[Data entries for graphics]
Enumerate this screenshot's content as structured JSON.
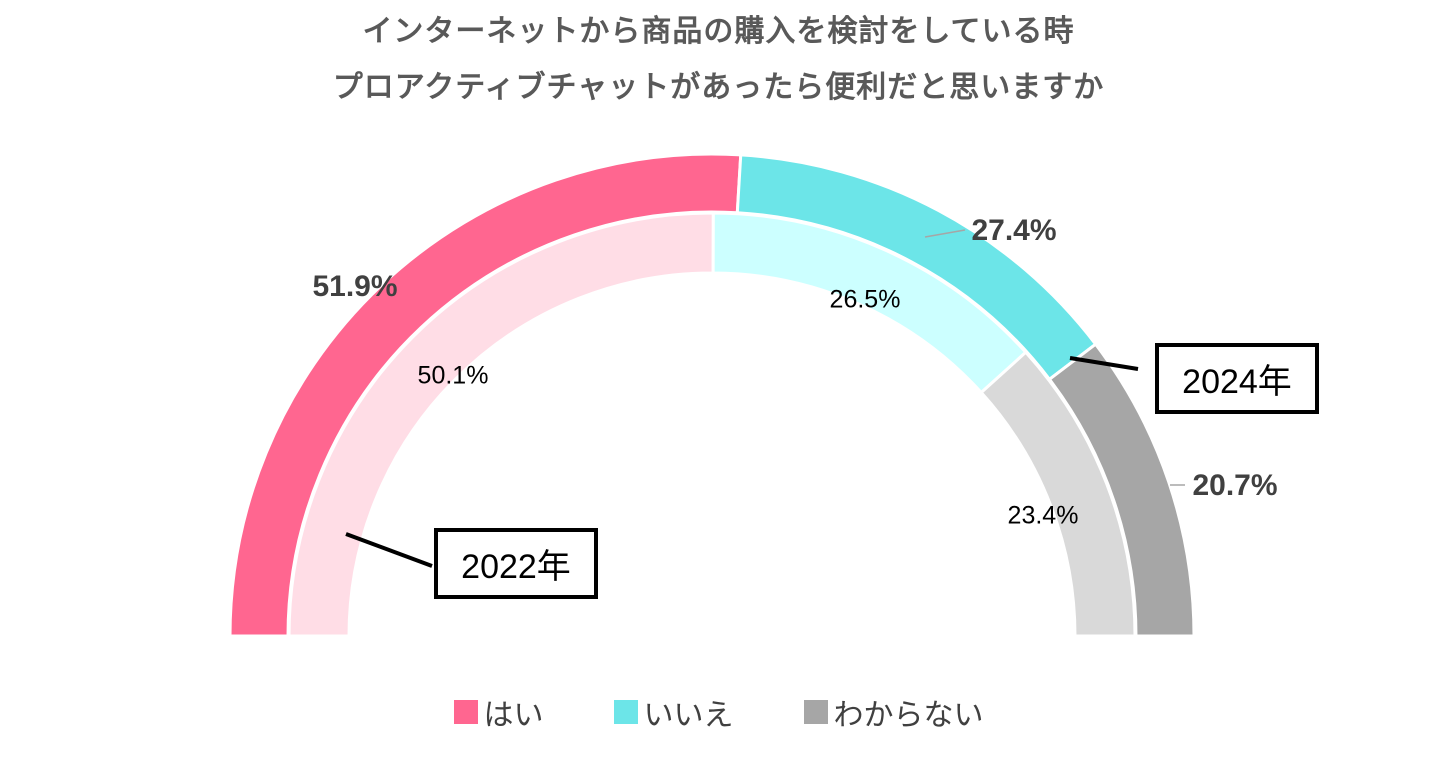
{
  "chart_data": {
    "type": "donut-semicircle",
    "title": "インターネットから商品の購入を検討をしている時",
    "subtitle": "プロアクティブチャットがあったら便利だと思いますか",
    "categories": [
      "はい",
      "いいえ",
      "わからない"
    ],
    "colors": {
      "outer": [
        "#FF6690",
        "#6CE5E8",
        "#A6A6A6"
      ],
      "inner": [
        "#FFDDE6",
        "#CCFFFF",
        "#D9D9D9"
      ]
    },
    "series": [
      {
        "name": "2024年",
        "ring": "outer",
        "values": [
          51.9,
          27.4,
          20.7
        ],
        "labels": [
          "51.9%",
          "27.4%",
          "20.7%"
        ]
      },
      {
        "name": "2022年",
        "ring": "inner",
        "values": [
          50.1,
          26.5,
          23.4
        ],
        "labels": [
          "50.1%",
          "26.5%",
          "23.4%"
        ]
      }
    ],
    "legend_position": "bottom"
  }
}
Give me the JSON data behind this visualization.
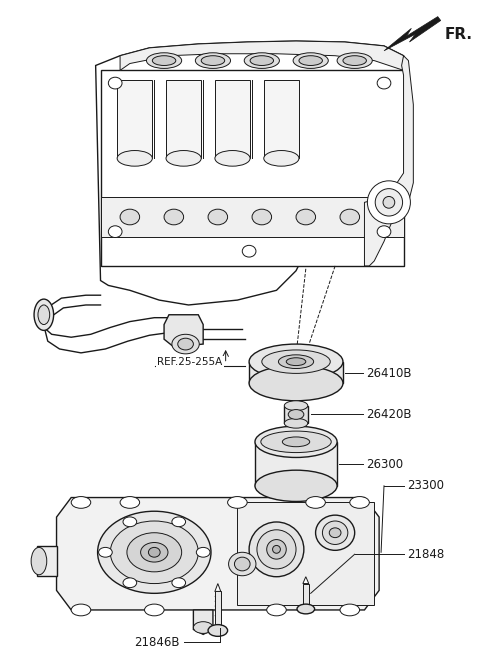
{
  "bg_color": "#ffffff",
  "line_color": "#1a1a1a",
  "label_color": "#1a1a1a",
  "fr_label": "FR.",
  "ref_label": "REF.25-255A",
  "part_labels": [
    "26410B",
    "26420B",
    "26300",
    "23300",
    "21848",
    "21846B"
  ],
  "figsize": [
    4.8,
    6.57
  ],
  "dpi": 100
}
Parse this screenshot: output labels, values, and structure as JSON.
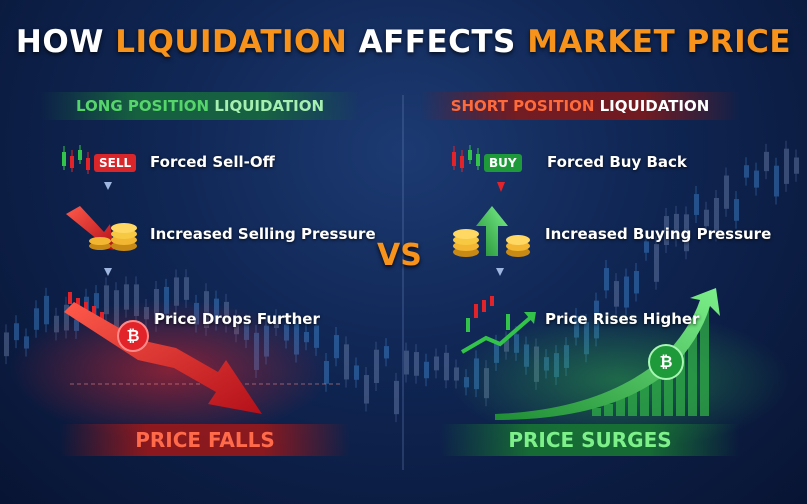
{
  "title": {
    "part1": "HOW ",
    "part2": "LIQUIDATION",
    "part3": " AFFECTS ",
    "part4": "MARKET PRICE"
  },
  "left": {
    "heading": {
      "part1": "LONG POSITION ",
      "part2": "LIQUIDATION"
    },
    "tag": "SELL",
    "steps": [
      "Forced Sell-Off",
      "Increased Selling Pressure",
      "Price Drops Further"
    ],
    "result": "PRICE FALLS"
  },
  "right": {
    "heading": {
      "part1": "SHORT POSITION ",
      "part2": "LIQUIDATION"
    },
    "tag": "BUY",
    "steps": [
      "Forced Buy Back",
      "Increased Buying Pressure",
      "Price Rises Higher"
    ],
    "result": "PRICE SURGES"
  },
  "vs": "VS",
  "bitcoin_symbol": "₿",
  "colors": {
    "orange": "#f7931a",
    "green": "#33c24a",
    "red": "#e2232a",
    "bg": "#0f2552"
  }
}
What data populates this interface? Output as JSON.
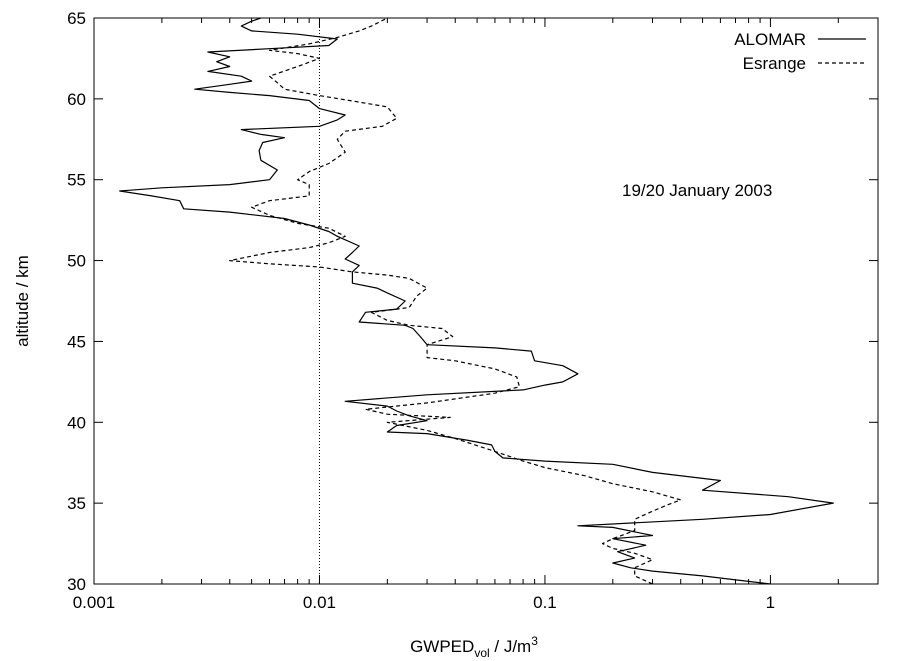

» WORK INSTRUCTIONS:
Count how many lines above include the word "Increased" and answer with that figure only.

» COMPLETE OUTPUT:
2